Collected data entries:
╔══

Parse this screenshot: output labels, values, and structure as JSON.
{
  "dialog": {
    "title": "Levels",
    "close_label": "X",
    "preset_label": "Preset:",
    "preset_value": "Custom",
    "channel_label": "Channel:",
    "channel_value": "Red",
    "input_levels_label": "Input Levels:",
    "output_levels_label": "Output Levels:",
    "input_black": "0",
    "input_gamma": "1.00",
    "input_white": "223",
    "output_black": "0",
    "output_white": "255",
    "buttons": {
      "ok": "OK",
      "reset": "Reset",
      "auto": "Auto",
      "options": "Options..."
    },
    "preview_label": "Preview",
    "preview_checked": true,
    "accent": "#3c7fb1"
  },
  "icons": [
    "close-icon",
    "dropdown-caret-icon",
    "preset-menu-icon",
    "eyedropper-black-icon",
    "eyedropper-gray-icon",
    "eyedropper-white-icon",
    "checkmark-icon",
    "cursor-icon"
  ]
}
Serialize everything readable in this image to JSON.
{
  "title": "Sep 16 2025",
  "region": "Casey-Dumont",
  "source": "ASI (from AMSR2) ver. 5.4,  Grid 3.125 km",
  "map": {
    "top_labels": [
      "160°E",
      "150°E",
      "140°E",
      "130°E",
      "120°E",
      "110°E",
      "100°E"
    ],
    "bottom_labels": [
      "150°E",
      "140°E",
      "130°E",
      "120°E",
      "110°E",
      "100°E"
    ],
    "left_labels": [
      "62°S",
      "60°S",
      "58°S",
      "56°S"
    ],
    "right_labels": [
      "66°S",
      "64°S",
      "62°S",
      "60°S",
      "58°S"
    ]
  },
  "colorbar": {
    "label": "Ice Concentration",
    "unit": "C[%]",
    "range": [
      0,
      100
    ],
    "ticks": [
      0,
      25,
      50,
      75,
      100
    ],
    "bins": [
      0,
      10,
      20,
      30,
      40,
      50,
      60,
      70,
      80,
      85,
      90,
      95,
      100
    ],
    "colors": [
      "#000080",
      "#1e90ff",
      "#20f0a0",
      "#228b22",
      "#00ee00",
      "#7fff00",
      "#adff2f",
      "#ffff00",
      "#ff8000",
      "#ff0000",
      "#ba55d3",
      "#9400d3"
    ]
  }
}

╚══

DESCRIPTION OF THE TASK:
Output an exact copy of each record.

EXERCISE RESULT:
Parse this screenshot: output labels, values, and structure as JSON.
{
  "dialog": {
    "title": "Levels",
    "close_label": "X",
    "preset_label": "Preset:",
    "preset_value": "Custom",
    "channel_label": "Channel:",
    "channel_value": "Red",
    "input_levels_label": "Input Levels:",
    "output_levels_label": "Output Levels:",
    "input_black": "0",
    "input_gamma": "1.00",
    "input_white": "223",
    "output_black": "0",
    "output_white": "255",
    "buttons": {
      "ok": "OK",
      "reset": "Reset",
      "auto": "Auto",
      "options": "Options..."
    },
    "preview_label": "Preview",
    "preview_checked": true,
    "accent": "#3c7fb1"
  },
  "icons": [
    "close-icon",
    "dropdown-caret-icon",
    "preset-menu-icon",
    "eyedropper-black-icon",
    "eyedropper-gray-icon",
    "eyedropper-white-icon",
    "checkmark-icon",
    "cursor-icon"
  ]
}
Serialize everything readable in this image to JSON.
{
  "title": "Sep 16 2025",
  "region": "Casey-Dumont",
  "source": "ASI (from AMSR2) ver. 5.4,  Grid 3.125 km",
  "map": {
    "top_labels": [
      "160°E",
      "150°E",
      "140°E",
      "130°E",
      "120°E",
      "110°E",
      "100°E"
    ],
    "bottom_labels": [
      "150°E",
      "140°E",
      "130°E",
      "120°E",
      "110°E",
      "100°E"
    ],
    "left_labels": [
      "62°S",
      "60°S",
      "58°S",
      "56°S"
    ],
    "right_labels": [
      "66°S",
      "64°S",
      "62°S",
      "60°S",
      "58°S"
    ]
  },
  "colorbar": {
    "label": "Ice Concentration",
    "unit": "C[%]",
    "range": [
      0,
      100
    ],
    "ticks": [
      0,
      25,
      50,
      75,
      100
    ],
    "bins": [
      0,
      10,
      20,
      30,
      40,
      50,
      60,
      70,
      80,
      85,
      90,
      95,
      100
    ],
    "colors": [
      "#000080",
      "#1e90ff",
      "#20f0a0",
      "#228b22",
      "#00ee00",
      "#7fff00",
      "#adff2f",
      "#ffff00",
      "#ff8000",
      "#ff0000",
      "#ba55d3",
      "#9400d3"
    ]
  }
}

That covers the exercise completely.